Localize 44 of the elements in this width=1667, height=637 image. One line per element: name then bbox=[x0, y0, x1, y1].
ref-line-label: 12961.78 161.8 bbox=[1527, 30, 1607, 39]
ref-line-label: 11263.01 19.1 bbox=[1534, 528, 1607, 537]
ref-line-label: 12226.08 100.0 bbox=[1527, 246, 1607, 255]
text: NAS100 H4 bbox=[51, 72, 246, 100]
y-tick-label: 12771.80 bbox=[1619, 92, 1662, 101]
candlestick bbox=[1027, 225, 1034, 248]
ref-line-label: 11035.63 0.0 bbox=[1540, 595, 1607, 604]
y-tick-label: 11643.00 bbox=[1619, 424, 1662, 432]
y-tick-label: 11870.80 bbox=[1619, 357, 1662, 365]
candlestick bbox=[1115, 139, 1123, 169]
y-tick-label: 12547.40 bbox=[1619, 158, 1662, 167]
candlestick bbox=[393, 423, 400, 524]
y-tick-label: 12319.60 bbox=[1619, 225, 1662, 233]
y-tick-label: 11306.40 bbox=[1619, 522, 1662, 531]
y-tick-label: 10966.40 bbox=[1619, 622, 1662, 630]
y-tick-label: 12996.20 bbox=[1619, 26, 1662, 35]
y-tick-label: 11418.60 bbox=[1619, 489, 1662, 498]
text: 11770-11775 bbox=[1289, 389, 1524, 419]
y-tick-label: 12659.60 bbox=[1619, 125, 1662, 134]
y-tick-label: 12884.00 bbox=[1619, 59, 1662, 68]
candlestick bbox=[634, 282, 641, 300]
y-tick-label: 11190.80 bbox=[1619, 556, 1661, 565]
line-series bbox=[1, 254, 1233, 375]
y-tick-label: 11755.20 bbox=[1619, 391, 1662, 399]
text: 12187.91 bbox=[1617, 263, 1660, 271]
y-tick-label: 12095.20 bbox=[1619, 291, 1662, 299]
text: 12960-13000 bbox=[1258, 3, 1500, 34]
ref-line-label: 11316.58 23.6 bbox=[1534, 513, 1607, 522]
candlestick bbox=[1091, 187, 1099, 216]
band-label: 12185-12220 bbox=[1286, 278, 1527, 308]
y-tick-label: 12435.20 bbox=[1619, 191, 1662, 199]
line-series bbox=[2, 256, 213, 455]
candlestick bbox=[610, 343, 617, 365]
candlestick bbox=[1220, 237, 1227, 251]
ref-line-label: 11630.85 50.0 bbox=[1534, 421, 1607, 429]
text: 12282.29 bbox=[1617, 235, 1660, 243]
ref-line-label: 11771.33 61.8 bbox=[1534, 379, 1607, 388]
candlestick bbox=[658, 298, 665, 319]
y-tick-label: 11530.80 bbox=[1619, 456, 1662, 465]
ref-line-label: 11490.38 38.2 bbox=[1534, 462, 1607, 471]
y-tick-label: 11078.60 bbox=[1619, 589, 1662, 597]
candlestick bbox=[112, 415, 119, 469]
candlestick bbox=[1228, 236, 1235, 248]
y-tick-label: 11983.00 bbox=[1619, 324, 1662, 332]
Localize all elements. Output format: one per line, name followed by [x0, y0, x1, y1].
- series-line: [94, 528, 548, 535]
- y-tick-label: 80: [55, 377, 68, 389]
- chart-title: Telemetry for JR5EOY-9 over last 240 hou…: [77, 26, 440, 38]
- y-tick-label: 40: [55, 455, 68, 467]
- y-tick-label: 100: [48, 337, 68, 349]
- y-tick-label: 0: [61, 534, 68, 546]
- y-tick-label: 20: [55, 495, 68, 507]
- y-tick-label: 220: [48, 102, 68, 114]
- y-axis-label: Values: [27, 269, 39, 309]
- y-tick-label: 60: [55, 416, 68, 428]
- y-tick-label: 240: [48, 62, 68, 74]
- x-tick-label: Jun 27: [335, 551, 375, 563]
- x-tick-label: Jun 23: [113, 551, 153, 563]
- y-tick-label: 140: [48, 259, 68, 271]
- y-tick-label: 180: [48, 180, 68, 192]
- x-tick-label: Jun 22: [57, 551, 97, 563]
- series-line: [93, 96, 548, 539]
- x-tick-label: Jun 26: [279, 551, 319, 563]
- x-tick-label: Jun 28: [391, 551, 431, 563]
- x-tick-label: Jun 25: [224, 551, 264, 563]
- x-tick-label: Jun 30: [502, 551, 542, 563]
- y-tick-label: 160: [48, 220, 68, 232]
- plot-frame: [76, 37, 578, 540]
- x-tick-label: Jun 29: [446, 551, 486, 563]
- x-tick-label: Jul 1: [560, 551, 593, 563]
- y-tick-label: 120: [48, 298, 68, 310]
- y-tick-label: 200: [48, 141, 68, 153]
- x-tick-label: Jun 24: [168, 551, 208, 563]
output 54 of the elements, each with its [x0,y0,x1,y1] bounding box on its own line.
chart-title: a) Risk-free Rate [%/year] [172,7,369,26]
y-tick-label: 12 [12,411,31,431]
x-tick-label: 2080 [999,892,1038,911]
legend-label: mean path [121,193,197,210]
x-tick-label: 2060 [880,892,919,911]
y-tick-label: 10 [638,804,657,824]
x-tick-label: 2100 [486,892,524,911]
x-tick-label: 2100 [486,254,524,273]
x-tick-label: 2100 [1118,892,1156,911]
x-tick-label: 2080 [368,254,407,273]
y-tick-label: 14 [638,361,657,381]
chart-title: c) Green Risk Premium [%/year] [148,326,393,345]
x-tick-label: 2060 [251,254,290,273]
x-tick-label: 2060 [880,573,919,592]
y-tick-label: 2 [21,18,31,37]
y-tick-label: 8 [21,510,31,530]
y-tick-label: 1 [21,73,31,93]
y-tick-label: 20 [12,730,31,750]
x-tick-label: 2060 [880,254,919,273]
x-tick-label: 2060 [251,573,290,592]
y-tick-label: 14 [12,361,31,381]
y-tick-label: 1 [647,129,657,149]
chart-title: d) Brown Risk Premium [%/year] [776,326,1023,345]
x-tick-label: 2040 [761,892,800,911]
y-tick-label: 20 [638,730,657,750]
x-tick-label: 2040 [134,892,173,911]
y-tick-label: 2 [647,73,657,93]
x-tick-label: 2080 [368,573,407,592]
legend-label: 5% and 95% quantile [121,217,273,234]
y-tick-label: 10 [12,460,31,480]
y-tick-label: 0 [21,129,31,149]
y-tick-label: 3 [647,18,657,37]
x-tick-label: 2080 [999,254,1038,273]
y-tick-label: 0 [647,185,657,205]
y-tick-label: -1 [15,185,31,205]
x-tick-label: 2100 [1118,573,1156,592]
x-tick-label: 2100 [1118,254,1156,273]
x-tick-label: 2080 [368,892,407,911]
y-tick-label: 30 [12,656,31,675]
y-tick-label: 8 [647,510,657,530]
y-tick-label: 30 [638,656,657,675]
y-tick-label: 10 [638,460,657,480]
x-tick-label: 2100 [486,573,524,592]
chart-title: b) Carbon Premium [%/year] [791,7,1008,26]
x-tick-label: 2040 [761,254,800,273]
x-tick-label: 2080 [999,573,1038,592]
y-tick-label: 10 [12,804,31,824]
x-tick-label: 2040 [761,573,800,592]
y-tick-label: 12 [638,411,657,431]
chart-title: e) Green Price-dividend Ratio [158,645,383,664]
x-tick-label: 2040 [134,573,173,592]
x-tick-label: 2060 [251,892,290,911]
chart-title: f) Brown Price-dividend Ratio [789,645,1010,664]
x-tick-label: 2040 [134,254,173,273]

# TASK:
Can you change "ref-line-label" to "reference-line-label" in the records, starting from the first line and continuing up to and including the line with "ref-line-label: 11263.01 19.1"? Give back only those lines, with everything else left as it is.

# EXERCISE RESPONSE:
Localize 44 of the elements in this width=1667, height=637 image. One line per element: name then bbox=[x0, y0, x1, y1].
reference-line-label: 12961.78 161.8 bbox=[1527, 30, 1607, 39]
reference-line-label: 11263.01 19.1 bbox=[1534, 528, 1607, 537]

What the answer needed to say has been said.